▶ _Goal_:
Output every entry exactly as written, skipping any pictures.

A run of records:
_____
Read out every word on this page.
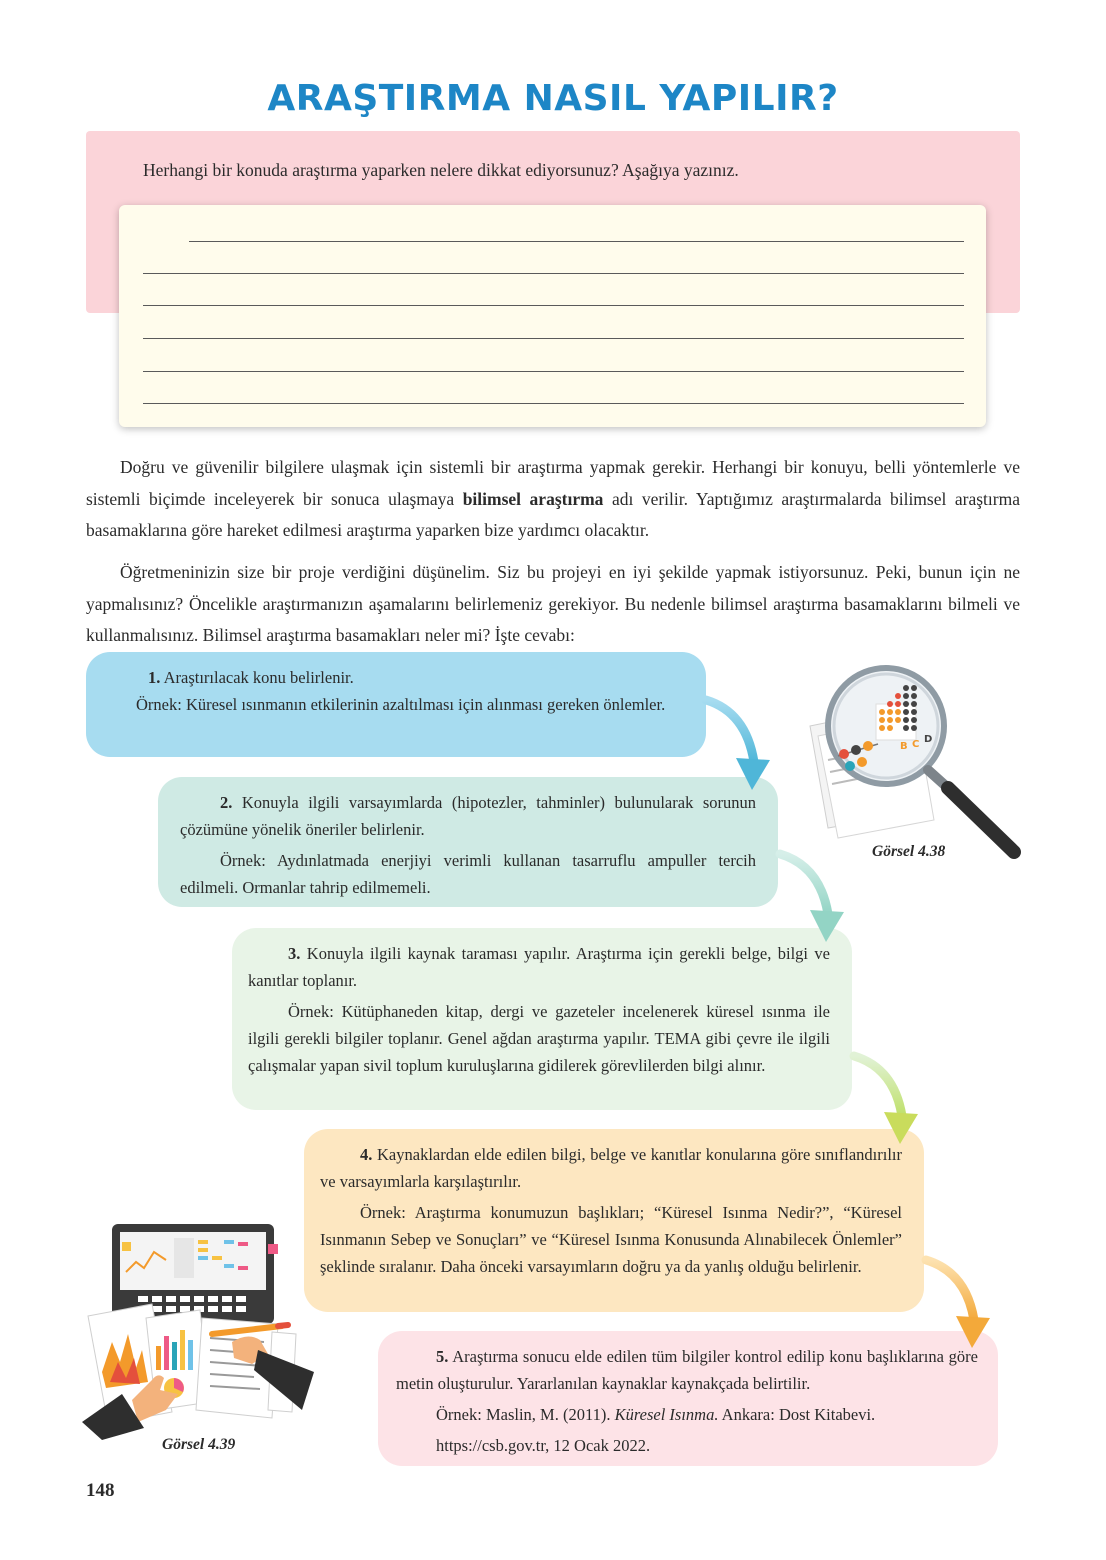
ARAŞTIRMA NASIL YAPILIR?
Herhangi bir konuda araştırma yaparken nelere dikkat ediyorsunuz? Aşağıya yazınız.

Doğru ve güvenilir bilgilere ulaşmak için sistemli bir araştırma yapmak gerekir. Herhangi bir konuyu, belli yöntemlerle ve sistemli biçimde inceleyerek bir sonuca ulaşmaya bilimsel araştırma adı verilir. Yaptığımız araştırmalarda bilimsel araştırma basamaklarına göre hareket edilmesi araştırma yaparken bize yardımcı olacaktır.

Öğretmeninizin size bir proje verdiğini düşünelim. Siz bu projeyi en iyi şekilde yapmak istiyorsunuz. Peki, bunun için ne yapmalısınız? Öncelikle araştırmanızın aşamalarını belirlemeniz gerekiyor. Bu nedenle bilimsel araştırma basamaklarını bilmeli ve kullanmalısınız. Bilimsel araştırma basamakları neler mi? İşte cevabı:

1. Araştırılacak konu belirlenir.

Örnek: Küresel ısınmanın etkilerinin azaltılması için alınması gereken önlemler.

2. Konuyla ilgili varsayımlarda (hipotezler, tahminler) bulunularak sorunun çözümüne yönelik öneriler belirlenir.

Örnek: Aydınlatmada enerjiyi verimli kullanan tasarruflu ampuller tercih edilmeli. Ormanlar tahrip edilmemeli.

3. Konuyla ilgili kaynak taraması yapılır. Araştırma için gerekli belge, bilgi ve kanıtlar toplanır.

Örnek: Kütüphaneden kitap, dergi ve gazeteler incelenerek küresel ısınma ile ilgili gerekli bilgiler toplanır. Genel ağdan araştırma yapılır. TEMA gibi çevre ile ilgili çalışmalar yapan sivil toplum kuruluşlarına gidilerek görevlilerden bilgi alınır.

4. Kaynaklardan elde edilen bilgi, belge ve kanıtlar konularına göre sınıflandırılır ve varsayımlarla karşılaştırılır.

Örnek: Araştırma konumuzun başlıkları; “Küresel Isınma Nedir?”, “Küresel Isınmanın Sebep ve Sonuçları” ve “Küresel Isınma Konusunda Alınabilecek Önlemler” şeklinde sıralanır. Daha önceki varsayımların doğru ya da yanlış olduğu belirlenir.

5. Araştırma sonucu elde edilen tüm bilgiler kontrol edilip konu başlıklarına göre metin oluşturulur. Yararlanılan kaynaklar kaynakçada belirtilir.

Örnek: Maslin, M. (2011). Küresel Isınma. Ankara: Dost Kitabevi.

https://csb.gov.tr, 12 Ocak 2022.

B C D
Görsel 4.38
Görsel 4.39
148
_____
▶ _Result of this task_:
Read out every word on this page.
ARAŞTIRMA NASIL YAPILIR?
Herhangi bir konuda araştırma yaparken nelere dikkat ediyorsunuz? Aşağıya yazınız.

Doğru ve güvenilir bilgilere ulaşmak için sistemli bir araştırma yapmak gerekir. Herhangi bir konuyu, belli yöntemlerle ve sistemli biçimde inceleyerek bir sonuca ulaşmaya bilimsel araştırma adı verilir. Yaptığımız araştırmalarda bilimsel araştırma basamaklarına göre hareket edilmesi araştırma yaparken bize yardımcı olacaktır.

Öğretmeninizin size bir proje verdiğini düşünelim. Siz bu projeyi en iyi şekilde yapmak istiyorsunuz. Peki, bunun için ne yapmalısınız? Öncelikle araştırmanızın aşamalarını belirlemeniz gerekiyor. Bu nedenle bilimsel araştırma basamaklarını bilmeli ve kullanmalısınız. Bilimsel araştırma basamakları neler mi? İşte cevabı:

1. Araştırılacak konu belirlenir.

Örnek: Küresel ısınmanın etkilerinin azaltılması için alınması gereken önlemler.

2. Konuyla ilgili varsayımlarda (hipotezler, tahminler) bulunularak sorunun çözümüne yönelik öneriler belirlenir.

Örnek: Aydınlatmada enerjiyi verimli kullanan tasarruflu ampuller tercih edilmeli. Ormanlar tahrip edilmemeli.

3. Konuyla ilgili kaynak taraması yapılır. Araştırma için gerekli belge, bilgi ve kanıtlar toplanır.

Örnek: Kütüphaneden kitap, dergi ve gazeteler incelenerek küresel ısınma ile ilgili gerekli bilgiler toplanır. Genel ağdan araştırma yapılır. TEMA gibi çevre ile ilgili çalışmalar yapan sivil toplum kuruluşlarına gidilerek görevlilerden bilgi alınır.

4. Kaynaklardan elde edilen bilgi, belge ve kanıtlar konularına göre sınıflandırılır ve varsayımlarla karşılaştırılır.

Örnek: Araştırma konumuzun başlıkları; “Küresel Isınma Nedir?”, “Küresel Isınmanın Sebep ve Sonuçları” ve “Küresel Isınma Konusunda Alınabilecek Önlemler” şeklinde sıralanır. Daha önceki varsayımların doğru ya da yanlış olduğu belirlenir.

5. Araştırma sonucu elde edilen tüm bilgiler kontrol edilip konu başlıklarına göre metin oluşturulur. Yararlanılan kaynaklar kaynakçada belirtilir.

Örnek: Maslin, M. (2011). Küresel Isınma. Ankara: Dost Kitabevi.

https://csb.gov.tr, 12 Ocak 2022.

B C D
Görsel 4.38
Görsel 4.39
148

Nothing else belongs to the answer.